• _Extracted data_
========

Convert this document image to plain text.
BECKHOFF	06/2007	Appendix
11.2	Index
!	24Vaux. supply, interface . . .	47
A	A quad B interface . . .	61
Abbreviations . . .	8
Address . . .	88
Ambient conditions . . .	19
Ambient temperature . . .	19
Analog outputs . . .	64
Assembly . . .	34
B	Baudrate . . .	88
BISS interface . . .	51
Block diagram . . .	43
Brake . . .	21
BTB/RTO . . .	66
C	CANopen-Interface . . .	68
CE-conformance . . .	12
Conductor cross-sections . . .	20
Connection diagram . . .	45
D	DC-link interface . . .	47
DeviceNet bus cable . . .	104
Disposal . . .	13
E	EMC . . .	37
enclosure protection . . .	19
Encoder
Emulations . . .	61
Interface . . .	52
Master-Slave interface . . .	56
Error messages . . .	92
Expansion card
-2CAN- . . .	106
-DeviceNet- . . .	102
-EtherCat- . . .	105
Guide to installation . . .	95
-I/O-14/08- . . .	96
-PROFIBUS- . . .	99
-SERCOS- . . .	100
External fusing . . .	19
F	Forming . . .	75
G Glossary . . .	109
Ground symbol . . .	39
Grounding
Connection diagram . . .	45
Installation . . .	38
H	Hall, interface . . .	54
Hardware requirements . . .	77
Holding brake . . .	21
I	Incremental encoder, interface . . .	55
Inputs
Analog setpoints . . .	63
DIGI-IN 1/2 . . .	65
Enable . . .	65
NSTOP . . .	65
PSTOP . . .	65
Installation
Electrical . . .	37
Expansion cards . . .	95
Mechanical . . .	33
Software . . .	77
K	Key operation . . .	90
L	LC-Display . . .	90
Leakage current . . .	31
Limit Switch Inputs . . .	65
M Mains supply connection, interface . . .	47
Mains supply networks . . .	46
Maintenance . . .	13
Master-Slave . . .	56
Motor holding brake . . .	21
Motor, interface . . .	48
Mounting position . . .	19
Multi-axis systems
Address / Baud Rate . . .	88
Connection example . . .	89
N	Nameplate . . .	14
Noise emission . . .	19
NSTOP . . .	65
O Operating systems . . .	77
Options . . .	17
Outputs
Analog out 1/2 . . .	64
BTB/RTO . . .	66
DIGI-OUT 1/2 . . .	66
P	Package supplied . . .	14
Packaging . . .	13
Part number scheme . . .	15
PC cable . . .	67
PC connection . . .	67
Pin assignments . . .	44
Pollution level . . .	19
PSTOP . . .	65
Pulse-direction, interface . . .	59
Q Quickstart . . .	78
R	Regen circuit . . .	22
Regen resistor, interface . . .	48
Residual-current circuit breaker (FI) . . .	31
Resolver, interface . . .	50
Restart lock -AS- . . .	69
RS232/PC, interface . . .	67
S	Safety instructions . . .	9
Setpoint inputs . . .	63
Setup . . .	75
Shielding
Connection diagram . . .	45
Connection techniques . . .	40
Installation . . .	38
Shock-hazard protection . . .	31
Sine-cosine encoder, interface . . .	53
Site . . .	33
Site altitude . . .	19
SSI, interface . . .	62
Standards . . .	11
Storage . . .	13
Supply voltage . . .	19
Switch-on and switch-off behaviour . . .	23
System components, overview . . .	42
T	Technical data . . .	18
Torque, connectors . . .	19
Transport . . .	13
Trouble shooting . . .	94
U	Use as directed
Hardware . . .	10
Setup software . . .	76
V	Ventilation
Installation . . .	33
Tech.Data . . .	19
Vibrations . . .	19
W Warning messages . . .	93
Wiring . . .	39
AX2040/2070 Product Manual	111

========

• _Stated exercise_
Copy every line above that includes the string "Mains".

• _Reply to the exercise_
M Mains supply connection, interface . . .	47
Mains supply networks . . .	46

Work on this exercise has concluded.